→ SET EXERCISE
Please return each line of the data that contains the string "scrollbar", matching case exactly.

(Layout region records)

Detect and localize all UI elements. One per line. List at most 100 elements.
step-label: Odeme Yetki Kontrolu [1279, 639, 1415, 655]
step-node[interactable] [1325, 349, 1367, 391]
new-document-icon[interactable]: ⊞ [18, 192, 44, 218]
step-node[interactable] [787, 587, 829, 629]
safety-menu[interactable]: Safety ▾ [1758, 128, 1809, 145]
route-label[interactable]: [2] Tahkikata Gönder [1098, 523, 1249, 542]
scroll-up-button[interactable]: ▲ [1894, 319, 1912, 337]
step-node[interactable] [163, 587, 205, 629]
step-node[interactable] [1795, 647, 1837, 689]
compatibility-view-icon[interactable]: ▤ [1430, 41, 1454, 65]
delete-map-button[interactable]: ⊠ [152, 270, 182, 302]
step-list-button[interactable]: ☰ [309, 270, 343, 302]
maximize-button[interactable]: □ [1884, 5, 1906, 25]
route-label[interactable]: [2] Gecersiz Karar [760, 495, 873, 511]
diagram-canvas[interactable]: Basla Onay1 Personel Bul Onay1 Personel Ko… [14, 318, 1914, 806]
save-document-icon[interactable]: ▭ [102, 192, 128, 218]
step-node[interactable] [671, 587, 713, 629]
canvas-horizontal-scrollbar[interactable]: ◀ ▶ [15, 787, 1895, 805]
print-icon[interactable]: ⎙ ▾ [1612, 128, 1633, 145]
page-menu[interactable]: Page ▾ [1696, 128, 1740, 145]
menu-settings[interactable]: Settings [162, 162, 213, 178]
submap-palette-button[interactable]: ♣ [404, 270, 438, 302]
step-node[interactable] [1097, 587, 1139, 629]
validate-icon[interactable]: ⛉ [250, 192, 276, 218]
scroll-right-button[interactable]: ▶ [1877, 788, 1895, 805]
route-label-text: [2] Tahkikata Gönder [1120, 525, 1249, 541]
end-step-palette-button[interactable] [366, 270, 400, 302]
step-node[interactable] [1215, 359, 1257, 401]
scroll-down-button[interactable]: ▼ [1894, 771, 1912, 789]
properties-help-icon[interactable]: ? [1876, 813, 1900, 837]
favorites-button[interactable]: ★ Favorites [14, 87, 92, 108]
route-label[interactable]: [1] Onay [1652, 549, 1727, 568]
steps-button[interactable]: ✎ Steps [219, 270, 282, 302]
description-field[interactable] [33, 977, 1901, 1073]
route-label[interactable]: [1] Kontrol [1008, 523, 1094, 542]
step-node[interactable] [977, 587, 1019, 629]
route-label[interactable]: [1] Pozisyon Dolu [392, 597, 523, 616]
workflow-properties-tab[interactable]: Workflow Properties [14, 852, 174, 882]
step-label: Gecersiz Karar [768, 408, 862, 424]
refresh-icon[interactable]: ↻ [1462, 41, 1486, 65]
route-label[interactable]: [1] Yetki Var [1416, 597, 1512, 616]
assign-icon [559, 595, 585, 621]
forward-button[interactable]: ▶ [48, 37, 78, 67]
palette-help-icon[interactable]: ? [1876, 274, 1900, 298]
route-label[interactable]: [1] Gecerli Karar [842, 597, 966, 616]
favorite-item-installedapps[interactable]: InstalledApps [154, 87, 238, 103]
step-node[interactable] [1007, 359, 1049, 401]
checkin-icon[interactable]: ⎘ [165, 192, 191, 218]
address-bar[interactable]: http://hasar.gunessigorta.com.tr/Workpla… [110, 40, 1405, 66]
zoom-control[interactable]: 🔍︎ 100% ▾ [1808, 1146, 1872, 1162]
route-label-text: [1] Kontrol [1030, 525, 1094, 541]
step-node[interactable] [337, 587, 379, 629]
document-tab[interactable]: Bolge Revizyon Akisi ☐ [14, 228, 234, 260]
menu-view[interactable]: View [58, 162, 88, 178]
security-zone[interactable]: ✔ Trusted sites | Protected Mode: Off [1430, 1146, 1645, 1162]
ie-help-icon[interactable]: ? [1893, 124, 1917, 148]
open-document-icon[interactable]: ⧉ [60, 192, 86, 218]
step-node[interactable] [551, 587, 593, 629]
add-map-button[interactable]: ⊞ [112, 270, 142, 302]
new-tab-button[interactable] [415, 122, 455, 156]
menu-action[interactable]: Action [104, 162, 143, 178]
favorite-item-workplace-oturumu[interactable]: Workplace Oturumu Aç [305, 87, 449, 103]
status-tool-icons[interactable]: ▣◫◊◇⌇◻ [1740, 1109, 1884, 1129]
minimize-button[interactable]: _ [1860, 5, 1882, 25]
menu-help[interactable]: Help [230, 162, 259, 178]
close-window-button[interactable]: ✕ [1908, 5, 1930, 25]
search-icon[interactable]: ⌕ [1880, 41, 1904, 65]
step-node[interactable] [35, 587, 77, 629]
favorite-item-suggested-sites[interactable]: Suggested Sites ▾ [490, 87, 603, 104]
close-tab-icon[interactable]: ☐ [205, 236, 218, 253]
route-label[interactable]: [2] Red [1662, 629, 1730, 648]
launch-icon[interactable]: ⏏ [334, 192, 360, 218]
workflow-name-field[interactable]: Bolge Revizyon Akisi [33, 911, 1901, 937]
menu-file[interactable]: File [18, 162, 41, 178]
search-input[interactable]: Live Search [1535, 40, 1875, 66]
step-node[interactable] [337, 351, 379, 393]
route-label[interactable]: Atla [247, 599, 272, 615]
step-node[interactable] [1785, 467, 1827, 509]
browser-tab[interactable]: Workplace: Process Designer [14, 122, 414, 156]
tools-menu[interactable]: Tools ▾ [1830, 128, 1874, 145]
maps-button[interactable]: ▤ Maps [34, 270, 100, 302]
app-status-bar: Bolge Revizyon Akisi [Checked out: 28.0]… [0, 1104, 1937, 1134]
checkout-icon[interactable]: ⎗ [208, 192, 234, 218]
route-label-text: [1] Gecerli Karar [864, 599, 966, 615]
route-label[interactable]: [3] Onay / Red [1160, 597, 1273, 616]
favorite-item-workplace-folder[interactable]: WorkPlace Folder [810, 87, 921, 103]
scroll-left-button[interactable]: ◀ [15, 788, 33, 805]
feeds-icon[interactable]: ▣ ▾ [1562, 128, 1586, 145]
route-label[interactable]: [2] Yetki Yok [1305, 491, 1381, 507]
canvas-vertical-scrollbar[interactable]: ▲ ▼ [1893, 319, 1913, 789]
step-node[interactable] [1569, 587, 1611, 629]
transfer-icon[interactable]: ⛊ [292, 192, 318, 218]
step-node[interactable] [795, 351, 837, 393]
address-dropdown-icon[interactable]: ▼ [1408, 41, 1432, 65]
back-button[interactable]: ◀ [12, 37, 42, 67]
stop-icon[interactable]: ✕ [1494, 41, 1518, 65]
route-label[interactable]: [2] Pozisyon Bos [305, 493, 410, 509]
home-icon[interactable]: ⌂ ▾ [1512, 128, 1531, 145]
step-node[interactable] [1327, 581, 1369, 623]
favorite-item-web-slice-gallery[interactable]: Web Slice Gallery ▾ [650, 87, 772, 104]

→ SOLUTION TO THE PROBLEM
canvas-horizontal-scrollbar[interactable]: ◀ ▶ [15, 787, 1895, 805]
canvas-vertical-scrollbar[interactable]: ▲ ▼ [1893, 319, 1913, 789]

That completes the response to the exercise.